**Material supplied:**
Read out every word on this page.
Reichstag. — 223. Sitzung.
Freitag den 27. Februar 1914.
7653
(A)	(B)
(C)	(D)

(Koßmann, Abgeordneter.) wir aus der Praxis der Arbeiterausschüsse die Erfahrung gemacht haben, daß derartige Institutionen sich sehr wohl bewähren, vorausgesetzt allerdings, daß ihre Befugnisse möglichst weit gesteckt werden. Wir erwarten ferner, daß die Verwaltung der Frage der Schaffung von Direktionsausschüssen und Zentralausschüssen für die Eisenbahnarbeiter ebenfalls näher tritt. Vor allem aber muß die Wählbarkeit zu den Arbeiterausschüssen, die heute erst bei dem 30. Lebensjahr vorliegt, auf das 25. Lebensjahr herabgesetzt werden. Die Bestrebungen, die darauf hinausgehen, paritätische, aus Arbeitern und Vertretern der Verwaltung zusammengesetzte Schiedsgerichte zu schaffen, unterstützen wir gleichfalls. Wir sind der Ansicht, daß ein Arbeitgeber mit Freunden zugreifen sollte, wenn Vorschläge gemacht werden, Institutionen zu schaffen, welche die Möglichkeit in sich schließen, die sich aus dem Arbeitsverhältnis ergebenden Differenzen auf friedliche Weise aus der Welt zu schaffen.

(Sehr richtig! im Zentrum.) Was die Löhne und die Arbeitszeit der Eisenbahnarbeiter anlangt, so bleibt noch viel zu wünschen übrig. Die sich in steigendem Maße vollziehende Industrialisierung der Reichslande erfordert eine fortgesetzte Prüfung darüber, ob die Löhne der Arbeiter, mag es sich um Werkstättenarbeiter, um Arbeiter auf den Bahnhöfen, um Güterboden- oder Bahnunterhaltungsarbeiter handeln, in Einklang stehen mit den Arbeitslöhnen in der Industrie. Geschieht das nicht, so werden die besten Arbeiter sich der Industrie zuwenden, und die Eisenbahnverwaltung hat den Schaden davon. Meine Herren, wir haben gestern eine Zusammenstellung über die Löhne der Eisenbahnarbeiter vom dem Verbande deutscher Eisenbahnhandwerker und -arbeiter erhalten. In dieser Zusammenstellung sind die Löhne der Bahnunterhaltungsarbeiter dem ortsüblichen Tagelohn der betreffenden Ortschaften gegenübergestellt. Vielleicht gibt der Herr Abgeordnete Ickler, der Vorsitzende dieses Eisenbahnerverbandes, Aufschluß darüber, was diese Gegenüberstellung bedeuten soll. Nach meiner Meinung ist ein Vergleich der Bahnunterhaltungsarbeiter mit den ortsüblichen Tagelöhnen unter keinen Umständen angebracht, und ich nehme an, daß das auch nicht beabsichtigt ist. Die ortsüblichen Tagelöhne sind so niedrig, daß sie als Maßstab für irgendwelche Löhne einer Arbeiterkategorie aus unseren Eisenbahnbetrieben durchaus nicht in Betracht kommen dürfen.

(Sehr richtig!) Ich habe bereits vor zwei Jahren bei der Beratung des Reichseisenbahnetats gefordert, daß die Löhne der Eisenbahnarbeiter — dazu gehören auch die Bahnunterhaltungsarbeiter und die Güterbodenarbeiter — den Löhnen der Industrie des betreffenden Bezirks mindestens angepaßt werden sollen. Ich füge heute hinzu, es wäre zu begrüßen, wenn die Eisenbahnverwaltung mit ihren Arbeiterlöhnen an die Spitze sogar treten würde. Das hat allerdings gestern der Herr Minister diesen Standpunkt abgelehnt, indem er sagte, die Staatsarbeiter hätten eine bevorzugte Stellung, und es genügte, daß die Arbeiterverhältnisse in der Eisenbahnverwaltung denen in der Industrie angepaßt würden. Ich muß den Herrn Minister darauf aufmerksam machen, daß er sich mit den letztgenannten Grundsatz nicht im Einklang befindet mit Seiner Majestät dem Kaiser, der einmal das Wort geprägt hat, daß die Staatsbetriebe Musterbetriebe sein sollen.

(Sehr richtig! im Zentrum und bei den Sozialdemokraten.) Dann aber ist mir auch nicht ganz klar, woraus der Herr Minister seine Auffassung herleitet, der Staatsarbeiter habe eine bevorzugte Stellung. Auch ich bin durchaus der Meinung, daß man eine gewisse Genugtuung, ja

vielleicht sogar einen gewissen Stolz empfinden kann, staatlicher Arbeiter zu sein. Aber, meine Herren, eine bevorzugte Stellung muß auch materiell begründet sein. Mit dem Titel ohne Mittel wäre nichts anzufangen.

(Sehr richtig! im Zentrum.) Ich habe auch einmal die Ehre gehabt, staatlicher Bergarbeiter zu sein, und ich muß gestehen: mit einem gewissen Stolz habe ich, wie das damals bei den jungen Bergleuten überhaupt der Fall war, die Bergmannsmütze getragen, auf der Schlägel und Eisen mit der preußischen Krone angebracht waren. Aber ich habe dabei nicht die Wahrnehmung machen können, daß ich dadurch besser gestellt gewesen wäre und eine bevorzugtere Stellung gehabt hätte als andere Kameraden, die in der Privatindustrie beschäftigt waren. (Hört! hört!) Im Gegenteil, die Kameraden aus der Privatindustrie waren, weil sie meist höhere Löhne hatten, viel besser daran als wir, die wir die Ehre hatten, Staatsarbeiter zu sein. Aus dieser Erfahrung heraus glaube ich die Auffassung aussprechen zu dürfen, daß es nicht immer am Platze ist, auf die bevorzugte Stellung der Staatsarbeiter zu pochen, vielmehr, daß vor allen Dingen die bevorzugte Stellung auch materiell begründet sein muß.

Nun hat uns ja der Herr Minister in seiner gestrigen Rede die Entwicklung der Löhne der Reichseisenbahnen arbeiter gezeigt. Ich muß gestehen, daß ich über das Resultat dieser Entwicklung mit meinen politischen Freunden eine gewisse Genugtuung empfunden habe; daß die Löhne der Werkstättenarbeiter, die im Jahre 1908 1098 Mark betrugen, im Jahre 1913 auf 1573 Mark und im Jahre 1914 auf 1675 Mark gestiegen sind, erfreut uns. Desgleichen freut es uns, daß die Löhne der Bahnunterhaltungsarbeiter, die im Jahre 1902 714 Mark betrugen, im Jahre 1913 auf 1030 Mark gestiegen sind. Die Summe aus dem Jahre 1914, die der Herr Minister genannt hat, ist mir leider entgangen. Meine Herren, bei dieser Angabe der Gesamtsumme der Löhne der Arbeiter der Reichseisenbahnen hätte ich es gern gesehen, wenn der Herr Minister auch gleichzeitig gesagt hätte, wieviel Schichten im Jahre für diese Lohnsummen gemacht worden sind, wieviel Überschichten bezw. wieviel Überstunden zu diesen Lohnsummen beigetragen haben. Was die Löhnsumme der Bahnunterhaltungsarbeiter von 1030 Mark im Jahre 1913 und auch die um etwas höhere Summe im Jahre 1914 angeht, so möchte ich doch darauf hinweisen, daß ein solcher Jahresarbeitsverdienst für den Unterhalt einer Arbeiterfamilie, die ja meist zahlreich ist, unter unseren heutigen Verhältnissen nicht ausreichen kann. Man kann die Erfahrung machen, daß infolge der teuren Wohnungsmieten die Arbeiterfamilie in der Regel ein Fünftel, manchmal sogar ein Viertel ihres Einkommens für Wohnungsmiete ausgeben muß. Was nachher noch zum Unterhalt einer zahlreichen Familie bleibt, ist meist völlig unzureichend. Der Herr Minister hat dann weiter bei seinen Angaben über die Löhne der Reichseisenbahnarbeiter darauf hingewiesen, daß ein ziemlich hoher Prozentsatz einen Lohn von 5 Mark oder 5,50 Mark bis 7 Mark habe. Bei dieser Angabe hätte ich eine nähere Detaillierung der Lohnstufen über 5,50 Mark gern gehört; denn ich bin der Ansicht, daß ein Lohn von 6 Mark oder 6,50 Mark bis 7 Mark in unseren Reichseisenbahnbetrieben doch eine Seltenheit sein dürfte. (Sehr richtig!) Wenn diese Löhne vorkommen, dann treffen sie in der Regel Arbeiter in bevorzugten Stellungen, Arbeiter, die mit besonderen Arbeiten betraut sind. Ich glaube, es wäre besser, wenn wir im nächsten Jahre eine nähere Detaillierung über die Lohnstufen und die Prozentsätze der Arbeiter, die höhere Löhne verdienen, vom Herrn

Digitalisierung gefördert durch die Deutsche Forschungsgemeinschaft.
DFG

**Your objective:**
Extract from the data every line where "Stolz" shows up.

**Task solution:**
vielleicht sogar einen gewissen Stolz empfinden kann, staatlicher Arbeiter zu sein. Aber, meine Herren, eine bevorzugte Stellung muß auch materiell begründet sein. Mit dem Titel ohne Mittel wäre nichts anzufangen.
(Sehr richtig! im Zentrum.) Ich habe auch einmal die Ehre gehabt, staatlicher Bergarbeiter zu sein, und ich muß gestehen: mit einem gewissen Stolz habe ich, wie das damals bei den jungen Bergleuten überhaupt der Fall war, die Bergmannsmütze getragen, auf der Schlägel und Eisen mit der preußischen Krone angebracht waren. Aber ich habe dabei nicht die Wahrnehmung machen können, daß ich dadurch besser gestellt gewesen wäre und eine bevorzugtere Stellung gehabt hätte als andere Kameraden, die in der Privatindustrie beschäftigt waren. (Hört! hört!) Im Gegenteil, die Kameraden aus der Privatindustrie waren, weil sie meist höhere Löhne hatten, viel besser daran als wir, die wir die Ehre hatten, Staatsarbeiter zu sein. Aus dieser Erfahrung heraus glaube ich die Auffassung aussprechen zu dürfen, daß es nicht immer am Platze ist, auf die bevorzugte Stellung der Staatsarbeiter zu pochen, vielmehr, daß vor allen Dingen die bevorzugte Stellung auch materiell begründet sein muß.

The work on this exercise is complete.